# Task requirements:
Give the data again exactly as written, skipping any pictures.

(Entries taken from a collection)
□ □ □

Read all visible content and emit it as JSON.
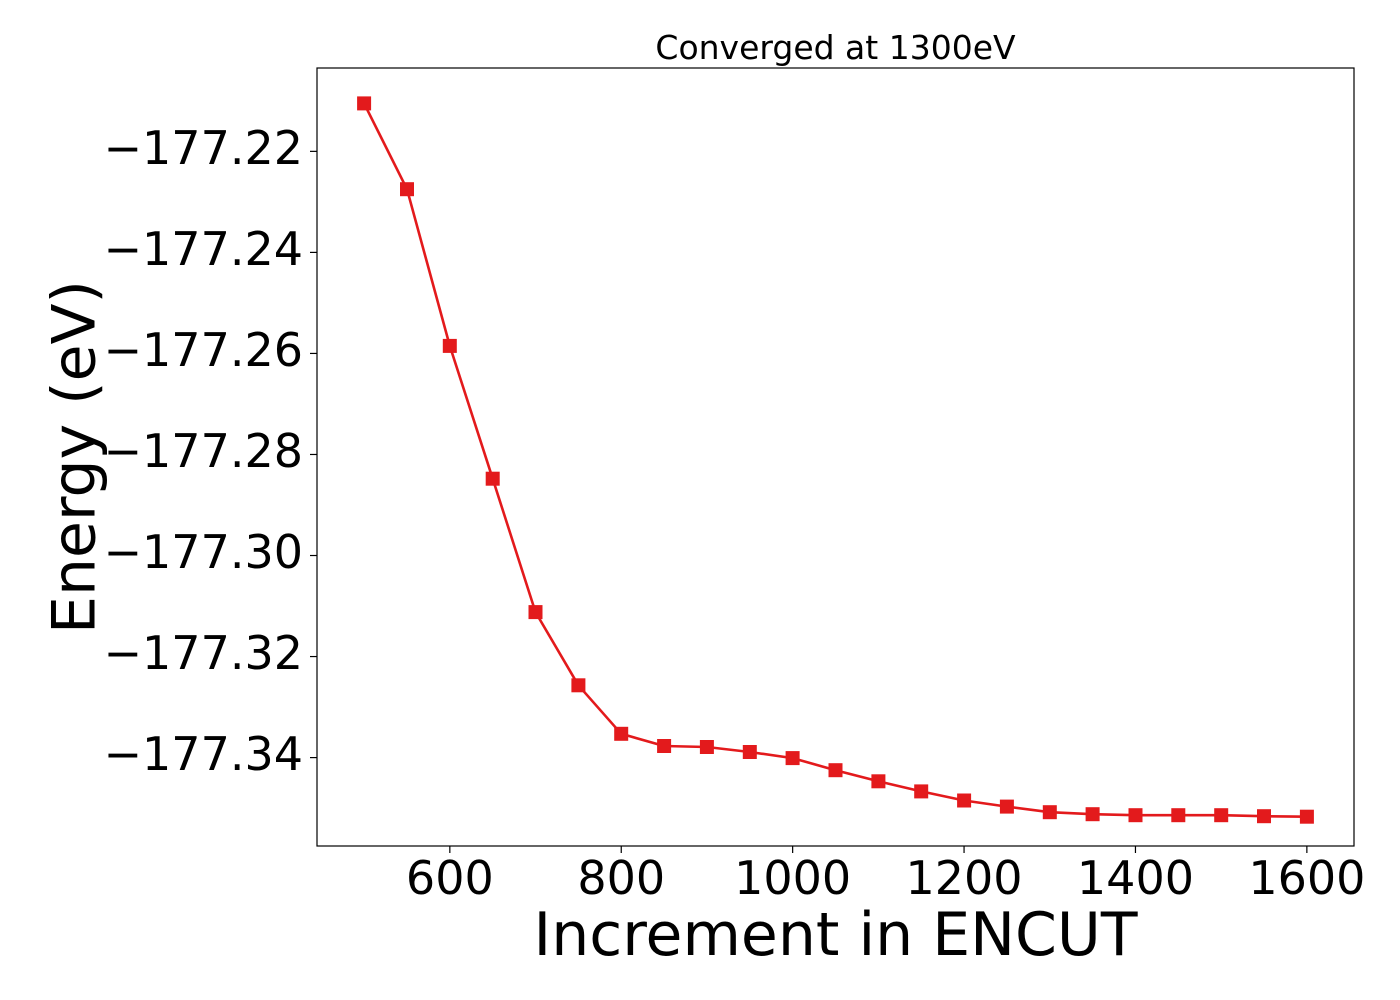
{
  "chart_data": {
    "type": "line",
    "title": "Converged at 1300eV",
    "xlabel": "Increment in ENCUT",
    "ylabel": "Energy (eV)",
    "xlim": [
      445,
      1655
    ],
    "ylim": [
      -177.3575,
      -177.2035
    ],
    "xticks": [
      600,
      800,
      1000,
      1200,
      1400,
      1600
    ],
    "xtick_labels": [
      "600",
      "800",
      "1000",
      "1200",
      "1400",
      "1600"
    ],
    "yticks": [
      -177.22,
      -177.24,
      -177.26,
      -177.28,
      -177.3,
      -177.32,
      -177.34
    ],
    "ytick_labels": [
      "−177.22",
      "−177.24",
      "−177.26",
      "−177.28",
      "−177.30",
      "−177.32",
      "−177.34"
    ],
    "grid": false,
    "series": [
      {
        "color": "#e31a1c",
        "marker": "square",
        "x": [
          500,
          550,
          600,
          650,
          700,
          750,
          800,
          850,
          900,
          950,
          1000,
          1050,
          1100,
          1150,
          1200,
          1250,
          1300,
          1350,
          1400,
          1450,
          1500,
          1550,
          1600
        ],
        "y": [
          -177.2105,
          -177.2275,
          -177.2585,
          -177.2848,
          -177.3112,
          -177.3257,
          -177.3353,
          -177.3377,
          -177.3379,
          -177.3389,
          -177.3401,
          -177.3425,
          -177.3447,
          -177.3467,
          -177.3485,
          -177.3497,
          -177.3508,
          -177.3512,
          -177.3514,
          -177.3514,
          -177.3514,
          -177.3516,
          -177.3517
        ]
      }
    ]
  }
}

□ □ □

# Final answer:
Read all visible content and emit it as JSON.
{
  "chart_data": {
    "type": "line",
    "title": "Converged at 1300eV",
    "xlabel": "Increment in ENCUT",
    "ylabel": "Energy (eV)",
    "xlim": [
      445,
      1655
    ],
    "ylim": [
      -177.3575,
      -177.2035
    ],
    "xticks": [
      600,
      800,
      1000,
      1200,
      1400,
      1600
    ],
    "xtick_labels": [
      "600",
      "800",
      "1000",
      "1200",
      "1400",
      "1600"
    ],
    "yticks": [
      -177.22,
      -177.24,
      -177.26,
      -177.28,
      -177.3,
      -177.32,
      -177.34
    ],
    "ytick_labels": [
      "−177.22",
      "−177.24",
      "−177.26",
      "−177.28",
      "−177.30",
      "−177.32",
      "−177.34"
    ],
    "grid": false,
    "series": [
      {
        "color": "#e31a1c",
        "marker": "square",
        "x": [
          500,
          550,
          600,
          650,
          700,
          750,
          800,
          850,
          900,
          950,
          1000,
          1050,
          1100,
          1150,
          1200,
          1250,
          1300,
          1350,
          1400,
          1450,
          1500,
          1550,
          1600
        ],
        "y": [
          -177.2105,
          -177.2275,
          -177.2585,
          -177.2848,
          -177.3112,
          -177.3257,
          -177.3353,
          -177.3377,
          -177.3379,
          -177.3389,
          -177.3401,
          -177.3425,
          -177.3447,
          -177.3467,
          -177.3485,
          -177.3497,
          -177.3508,
          -177.3512,
          -177.3514,
          -177.3514,
          -177.3514,
          -177.3516,
          -177.3517
        ]
      }
    ]
  }
}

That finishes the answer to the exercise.